- **INSTRUCTIONS FOR THE TASK**: Search the material below for the string "JSON" and extract each line that has it.

[Start of GIVEN RECORDS]

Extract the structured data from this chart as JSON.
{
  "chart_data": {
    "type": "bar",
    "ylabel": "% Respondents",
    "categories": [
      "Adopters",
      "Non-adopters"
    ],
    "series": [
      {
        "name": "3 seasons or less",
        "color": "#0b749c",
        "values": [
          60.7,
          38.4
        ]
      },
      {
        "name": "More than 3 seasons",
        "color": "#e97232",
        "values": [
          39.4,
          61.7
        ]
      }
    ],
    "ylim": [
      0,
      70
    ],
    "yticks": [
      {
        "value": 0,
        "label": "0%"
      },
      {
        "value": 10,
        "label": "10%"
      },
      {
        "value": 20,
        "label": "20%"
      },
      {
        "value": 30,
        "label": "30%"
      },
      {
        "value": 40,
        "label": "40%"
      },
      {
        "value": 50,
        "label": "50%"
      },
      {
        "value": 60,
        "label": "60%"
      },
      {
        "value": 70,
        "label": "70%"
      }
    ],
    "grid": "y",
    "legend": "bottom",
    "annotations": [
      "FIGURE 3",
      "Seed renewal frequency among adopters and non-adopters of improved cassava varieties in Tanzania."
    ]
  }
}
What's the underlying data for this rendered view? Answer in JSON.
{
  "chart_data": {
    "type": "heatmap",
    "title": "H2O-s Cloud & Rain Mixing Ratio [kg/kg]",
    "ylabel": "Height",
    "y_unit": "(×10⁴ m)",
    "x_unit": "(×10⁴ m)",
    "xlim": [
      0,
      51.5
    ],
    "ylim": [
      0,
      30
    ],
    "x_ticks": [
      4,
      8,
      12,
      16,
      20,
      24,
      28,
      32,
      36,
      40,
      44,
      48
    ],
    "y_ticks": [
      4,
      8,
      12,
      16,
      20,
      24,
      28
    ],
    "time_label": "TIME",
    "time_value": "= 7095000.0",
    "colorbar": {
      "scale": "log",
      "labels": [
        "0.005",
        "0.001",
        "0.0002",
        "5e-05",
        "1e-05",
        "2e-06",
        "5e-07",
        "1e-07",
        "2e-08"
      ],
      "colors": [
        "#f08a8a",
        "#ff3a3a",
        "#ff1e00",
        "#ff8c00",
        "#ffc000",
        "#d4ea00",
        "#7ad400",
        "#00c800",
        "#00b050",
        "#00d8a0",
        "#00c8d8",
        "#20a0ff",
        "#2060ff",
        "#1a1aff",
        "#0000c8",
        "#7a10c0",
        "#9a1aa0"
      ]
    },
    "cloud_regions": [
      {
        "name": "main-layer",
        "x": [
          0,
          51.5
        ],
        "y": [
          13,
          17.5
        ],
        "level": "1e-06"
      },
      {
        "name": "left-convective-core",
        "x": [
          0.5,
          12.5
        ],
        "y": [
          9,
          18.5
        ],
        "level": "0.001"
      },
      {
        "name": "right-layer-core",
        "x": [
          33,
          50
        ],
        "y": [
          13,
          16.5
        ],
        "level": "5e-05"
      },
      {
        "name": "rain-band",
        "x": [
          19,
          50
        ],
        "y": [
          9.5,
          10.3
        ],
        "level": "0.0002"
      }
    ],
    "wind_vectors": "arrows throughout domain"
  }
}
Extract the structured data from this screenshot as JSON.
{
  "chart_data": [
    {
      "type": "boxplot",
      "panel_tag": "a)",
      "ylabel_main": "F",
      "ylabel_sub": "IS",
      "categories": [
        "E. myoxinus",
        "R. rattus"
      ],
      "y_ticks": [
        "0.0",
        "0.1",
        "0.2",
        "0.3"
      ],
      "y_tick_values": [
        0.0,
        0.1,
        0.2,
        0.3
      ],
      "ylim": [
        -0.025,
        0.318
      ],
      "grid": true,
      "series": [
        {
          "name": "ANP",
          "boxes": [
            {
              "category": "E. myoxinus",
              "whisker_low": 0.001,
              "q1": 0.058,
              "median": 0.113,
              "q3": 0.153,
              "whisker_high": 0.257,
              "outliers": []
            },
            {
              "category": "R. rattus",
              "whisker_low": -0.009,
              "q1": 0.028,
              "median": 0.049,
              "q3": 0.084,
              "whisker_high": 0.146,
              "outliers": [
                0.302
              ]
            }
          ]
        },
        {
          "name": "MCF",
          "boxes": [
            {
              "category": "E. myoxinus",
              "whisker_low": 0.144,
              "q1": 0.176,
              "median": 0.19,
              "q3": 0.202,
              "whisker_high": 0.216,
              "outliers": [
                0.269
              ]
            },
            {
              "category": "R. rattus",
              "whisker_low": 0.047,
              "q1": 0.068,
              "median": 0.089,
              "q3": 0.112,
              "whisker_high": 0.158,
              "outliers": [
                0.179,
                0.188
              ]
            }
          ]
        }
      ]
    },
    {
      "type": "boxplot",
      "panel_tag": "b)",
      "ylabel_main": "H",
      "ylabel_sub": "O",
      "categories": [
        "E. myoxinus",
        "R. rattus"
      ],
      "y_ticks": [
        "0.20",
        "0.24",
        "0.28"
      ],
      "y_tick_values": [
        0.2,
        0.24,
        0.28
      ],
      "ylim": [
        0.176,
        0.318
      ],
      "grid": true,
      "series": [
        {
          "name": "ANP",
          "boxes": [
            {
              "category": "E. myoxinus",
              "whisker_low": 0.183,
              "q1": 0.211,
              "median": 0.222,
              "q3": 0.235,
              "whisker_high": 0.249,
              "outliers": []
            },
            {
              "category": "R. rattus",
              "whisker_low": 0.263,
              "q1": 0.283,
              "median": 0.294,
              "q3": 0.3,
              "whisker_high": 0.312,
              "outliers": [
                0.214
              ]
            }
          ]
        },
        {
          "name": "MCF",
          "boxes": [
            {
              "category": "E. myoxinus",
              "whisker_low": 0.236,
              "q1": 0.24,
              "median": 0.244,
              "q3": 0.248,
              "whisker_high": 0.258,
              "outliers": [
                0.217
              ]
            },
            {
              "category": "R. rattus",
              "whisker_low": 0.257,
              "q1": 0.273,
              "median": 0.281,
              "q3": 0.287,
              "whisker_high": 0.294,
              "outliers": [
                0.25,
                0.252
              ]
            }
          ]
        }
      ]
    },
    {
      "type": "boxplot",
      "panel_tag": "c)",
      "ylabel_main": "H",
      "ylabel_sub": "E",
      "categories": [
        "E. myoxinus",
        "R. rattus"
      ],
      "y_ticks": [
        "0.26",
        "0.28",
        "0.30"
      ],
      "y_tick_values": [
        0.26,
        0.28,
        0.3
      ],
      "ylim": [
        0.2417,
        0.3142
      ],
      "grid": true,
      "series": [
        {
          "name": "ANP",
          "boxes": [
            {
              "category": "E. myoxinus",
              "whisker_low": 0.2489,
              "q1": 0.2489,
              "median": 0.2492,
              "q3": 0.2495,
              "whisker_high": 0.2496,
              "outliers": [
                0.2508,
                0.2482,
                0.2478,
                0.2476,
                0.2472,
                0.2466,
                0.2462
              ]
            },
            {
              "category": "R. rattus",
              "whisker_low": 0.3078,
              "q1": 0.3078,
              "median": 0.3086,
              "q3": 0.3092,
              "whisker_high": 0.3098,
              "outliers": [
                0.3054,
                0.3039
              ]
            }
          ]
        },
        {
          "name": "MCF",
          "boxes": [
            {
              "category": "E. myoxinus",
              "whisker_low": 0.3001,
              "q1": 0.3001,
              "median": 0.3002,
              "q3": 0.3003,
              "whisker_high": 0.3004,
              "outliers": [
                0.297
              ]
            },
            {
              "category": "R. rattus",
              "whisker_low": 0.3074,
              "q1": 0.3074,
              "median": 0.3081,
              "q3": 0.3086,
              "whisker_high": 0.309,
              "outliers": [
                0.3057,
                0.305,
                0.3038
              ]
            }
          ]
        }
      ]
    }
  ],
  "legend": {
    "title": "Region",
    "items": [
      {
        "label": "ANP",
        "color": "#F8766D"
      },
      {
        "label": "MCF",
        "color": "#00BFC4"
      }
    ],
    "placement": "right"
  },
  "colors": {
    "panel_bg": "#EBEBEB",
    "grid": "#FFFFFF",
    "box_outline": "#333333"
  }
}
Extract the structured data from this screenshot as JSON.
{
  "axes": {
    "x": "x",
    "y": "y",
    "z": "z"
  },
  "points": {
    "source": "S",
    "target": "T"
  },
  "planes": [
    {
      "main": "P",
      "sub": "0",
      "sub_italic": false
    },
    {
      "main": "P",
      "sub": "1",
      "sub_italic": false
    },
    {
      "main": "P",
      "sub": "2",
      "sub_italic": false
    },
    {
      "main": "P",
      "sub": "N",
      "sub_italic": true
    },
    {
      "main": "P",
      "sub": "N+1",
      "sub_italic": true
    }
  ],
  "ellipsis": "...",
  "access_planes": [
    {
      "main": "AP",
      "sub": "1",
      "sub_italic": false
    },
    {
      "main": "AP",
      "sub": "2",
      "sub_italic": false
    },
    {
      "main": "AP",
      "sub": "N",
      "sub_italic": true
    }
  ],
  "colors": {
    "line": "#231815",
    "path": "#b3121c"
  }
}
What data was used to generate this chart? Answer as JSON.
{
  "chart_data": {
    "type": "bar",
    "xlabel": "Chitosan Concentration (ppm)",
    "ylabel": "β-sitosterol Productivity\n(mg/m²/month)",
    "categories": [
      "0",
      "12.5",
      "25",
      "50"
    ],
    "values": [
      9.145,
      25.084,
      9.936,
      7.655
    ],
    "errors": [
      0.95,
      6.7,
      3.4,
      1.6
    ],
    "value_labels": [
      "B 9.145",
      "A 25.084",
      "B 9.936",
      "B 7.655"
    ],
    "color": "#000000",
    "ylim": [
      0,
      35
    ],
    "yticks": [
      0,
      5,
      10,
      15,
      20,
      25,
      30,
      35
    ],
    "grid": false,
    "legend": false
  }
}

[End of GIVEN RECORDS]

- **RESULT OF THIS TASK**:
Extract the structured data from this chart as JSON.
What's the underlying data for this rendered view? Answer in JSON.
Extract the structured data from this screenshot as JSON.
Extract the structured data from this screenshot as JSON.
What data was used to generate this chart? Answer as JSON.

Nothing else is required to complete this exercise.